Retype the lines of the items word for word, starting with the very first line and stopping after the line that contains "tweet-card: ViktorDAO - $DOGGO".

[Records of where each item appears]
..........

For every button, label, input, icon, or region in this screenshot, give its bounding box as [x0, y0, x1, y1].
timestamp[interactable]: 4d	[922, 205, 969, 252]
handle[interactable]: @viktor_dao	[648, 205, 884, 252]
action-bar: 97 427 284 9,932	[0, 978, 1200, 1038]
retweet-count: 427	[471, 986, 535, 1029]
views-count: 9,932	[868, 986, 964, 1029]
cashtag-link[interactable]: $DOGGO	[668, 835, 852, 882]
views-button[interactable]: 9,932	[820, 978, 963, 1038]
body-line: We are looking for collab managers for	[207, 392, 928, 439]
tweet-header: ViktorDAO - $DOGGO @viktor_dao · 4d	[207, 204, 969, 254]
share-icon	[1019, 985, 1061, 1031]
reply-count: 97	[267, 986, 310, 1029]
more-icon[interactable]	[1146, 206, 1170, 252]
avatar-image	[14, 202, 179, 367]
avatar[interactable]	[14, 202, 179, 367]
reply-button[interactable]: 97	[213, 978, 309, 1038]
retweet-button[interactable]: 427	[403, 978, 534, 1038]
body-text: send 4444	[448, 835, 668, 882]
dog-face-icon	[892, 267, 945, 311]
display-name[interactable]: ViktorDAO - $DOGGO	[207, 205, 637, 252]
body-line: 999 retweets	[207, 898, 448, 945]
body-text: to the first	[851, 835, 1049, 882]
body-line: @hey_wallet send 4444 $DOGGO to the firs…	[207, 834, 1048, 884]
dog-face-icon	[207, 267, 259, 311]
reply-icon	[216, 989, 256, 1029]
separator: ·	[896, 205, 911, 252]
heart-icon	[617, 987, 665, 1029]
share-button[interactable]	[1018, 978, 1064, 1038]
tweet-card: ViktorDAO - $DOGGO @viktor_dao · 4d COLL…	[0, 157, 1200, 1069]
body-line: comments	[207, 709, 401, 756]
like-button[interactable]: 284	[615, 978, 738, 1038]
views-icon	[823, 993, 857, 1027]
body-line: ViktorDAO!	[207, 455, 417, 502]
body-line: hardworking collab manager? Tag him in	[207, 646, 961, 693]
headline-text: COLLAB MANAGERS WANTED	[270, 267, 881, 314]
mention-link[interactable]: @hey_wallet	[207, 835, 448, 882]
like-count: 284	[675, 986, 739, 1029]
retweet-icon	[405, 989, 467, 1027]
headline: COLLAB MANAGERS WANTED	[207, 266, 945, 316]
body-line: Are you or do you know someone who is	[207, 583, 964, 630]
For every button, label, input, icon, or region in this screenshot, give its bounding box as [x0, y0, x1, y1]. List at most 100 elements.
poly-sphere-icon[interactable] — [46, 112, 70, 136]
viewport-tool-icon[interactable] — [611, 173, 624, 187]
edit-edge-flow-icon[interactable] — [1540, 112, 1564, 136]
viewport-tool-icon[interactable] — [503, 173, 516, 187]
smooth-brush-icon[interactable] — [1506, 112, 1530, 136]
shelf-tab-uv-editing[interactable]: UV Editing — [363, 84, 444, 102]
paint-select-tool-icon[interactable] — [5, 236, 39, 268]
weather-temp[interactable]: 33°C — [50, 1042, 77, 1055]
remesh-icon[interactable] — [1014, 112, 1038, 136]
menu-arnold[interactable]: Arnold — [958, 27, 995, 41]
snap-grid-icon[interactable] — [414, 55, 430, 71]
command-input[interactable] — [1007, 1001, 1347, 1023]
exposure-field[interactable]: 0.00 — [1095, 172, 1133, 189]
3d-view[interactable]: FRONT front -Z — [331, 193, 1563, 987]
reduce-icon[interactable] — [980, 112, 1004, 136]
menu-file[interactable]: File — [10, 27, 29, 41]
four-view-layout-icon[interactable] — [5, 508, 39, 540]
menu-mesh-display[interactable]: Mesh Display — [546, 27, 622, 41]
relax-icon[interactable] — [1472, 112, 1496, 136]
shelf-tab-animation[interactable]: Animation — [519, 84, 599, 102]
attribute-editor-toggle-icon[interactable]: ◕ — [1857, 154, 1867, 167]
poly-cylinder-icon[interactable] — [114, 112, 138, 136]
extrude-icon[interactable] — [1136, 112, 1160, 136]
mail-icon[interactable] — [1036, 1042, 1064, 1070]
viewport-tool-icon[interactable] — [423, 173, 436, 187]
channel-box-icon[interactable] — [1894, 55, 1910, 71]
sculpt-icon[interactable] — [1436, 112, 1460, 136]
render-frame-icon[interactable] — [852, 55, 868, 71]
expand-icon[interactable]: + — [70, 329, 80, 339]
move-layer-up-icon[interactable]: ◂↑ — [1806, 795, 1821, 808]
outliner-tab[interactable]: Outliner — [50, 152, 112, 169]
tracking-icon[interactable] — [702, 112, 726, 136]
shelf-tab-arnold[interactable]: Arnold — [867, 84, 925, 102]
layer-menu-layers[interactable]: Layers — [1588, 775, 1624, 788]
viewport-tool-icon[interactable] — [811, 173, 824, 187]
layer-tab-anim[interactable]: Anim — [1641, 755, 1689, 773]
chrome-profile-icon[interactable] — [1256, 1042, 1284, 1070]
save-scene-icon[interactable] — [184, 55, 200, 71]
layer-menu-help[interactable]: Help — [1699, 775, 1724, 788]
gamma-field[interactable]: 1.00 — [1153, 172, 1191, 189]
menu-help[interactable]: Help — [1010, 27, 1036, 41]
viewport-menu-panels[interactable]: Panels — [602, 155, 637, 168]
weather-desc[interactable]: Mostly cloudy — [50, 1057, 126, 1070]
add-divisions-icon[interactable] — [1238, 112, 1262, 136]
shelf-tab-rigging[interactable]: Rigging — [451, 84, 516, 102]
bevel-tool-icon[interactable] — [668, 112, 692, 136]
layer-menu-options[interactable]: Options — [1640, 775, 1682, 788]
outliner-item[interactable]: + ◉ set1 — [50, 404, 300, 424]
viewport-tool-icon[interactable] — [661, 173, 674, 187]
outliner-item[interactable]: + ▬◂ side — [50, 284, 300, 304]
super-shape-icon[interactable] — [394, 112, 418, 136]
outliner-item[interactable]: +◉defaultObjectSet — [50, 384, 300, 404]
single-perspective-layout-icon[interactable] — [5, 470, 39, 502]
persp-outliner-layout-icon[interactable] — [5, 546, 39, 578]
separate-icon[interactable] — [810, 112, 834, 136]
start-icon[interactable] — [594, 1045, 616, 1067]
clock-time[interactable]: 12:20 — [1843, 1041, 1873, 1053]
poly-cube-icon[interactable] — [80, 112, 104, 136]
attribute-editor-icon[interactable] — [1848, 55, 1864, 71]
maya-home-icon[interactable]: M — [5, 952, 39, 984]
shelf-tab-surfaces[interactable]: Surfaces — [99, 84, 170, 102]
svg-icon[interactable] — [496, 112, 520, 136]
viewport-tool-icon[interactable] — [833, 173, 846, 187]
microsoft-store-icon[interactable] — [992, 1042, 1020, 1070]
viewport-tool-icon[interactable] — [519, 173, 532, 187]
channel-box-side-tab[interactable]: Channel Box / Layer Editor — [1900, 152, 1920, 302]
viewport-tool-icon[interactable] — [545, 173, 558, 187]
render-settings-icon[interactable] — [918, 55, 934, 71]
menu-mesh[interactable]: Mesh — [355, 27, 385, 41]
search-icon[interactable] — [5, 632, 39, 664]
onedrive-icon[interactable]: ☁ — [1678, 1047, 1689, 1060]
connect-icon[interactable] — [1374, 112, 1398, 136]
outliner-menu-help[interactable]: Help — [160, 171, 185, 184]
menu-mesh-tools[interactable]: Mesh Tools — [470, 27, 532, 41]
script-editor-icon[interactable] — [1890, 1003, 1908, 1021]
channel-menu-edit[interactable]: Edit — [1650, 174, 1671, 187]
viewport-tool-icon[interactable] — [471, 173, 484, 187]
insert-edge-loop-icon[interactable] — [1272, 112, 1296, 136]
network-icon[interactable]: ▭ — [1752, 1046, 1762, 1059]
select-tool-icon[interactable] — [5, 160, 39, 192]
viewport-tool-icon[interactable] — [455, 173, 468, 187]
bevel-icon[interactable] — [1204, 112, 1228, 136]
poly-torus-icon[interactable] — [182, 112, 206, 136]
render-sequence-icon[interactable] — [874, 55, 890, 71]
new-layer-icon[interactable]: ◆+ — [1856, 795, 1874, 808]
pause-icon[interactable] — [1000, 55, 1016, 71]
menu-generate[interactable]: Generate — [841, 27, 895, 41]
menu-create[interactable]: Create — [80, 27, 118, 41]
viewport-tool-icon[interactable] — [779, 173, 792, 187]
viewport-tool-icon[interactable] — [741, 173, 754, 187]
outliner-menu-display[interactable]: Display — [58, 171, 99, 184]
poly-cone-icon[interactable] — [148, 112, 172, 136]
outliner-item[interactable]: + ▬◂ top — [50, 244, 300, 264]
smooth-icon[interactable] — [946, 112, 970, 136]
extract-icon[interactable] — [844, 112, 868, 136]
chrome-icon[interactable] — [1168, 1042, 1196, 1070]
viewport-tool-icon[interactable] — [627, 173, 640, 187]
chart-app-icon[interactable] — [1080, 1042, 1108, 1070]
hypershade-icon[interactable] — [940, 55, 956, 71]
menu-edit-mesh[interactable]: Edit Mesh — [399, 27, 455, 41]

..........

= Task response =
For every button, label, input, icon, or region in this screenshot, give its bounding box as [x0, y0, x1, y1].
timestamp[interactable]: 4d	[922, 205, 969, 252]
handle[interactable]: @viktor_dao	[648, 205, 884, 252]
action-bar: 97 427 284 9,932	[0, 978, 1200, 1038]
retweet-count: 427	[471, 986, 535, 1029]
views-count: 9,932	[868, 986, 964, 1029]
cashtag-link[interactable]: $DOGGO	[668, 835, 852, 882]
views-button[interactable]: 9,932	[820, 978, 963, 1038]
body-line: We are looking for collab managers for	[207, 392, 928, 439]
tweet-header: ViktorDAO - $DOGGO @viktor_dao · 4d	[207, 204, 969, 254]
share-icon	[1019, 985, 1061, 1031]
reply-count: 97	[267, 986, 310, 1029]
more-icon[interactable]	[1146, 206, 1170, 252]
avatar-image	[14, 202, 179, 367]
avatar[interactable]	[14, 202, 179, 367]
reply-button[interactable]: 97	[213, 978, 309, 1038]
retweet-button[interactable]: 427	[403, 978, 534, 1038]
body-text: send 4444	[448, 835, 668, 882]
dog-face-icon	[892, 267, 945, 311]
display-name[interactable]: ViktorDAO - $DOGGO	[207, 205, 637, 252]
body-line: 999 retweets	[207, 898, 448, 945]
body-text: to the first	[851, 835, 1049, 882]
body-line: @hey_wallet send 4444 $DOGGO to the firs…	[207, 834, 1048, 884]
dog-face-icon	[207, 267, 259, 311]
reply-icon	[216, 989, 256, 1029]
separator: ·	[896, 205, 911, 252]
heart-icon	[617, 987, 665, 1029]
share-button[interactable]	[1018, 978, 1064, 1038]
tweet-card: ViktorDAO - $DOGGO @viktor_dao · 4d COLL…	[0, 157, 1200, 1069]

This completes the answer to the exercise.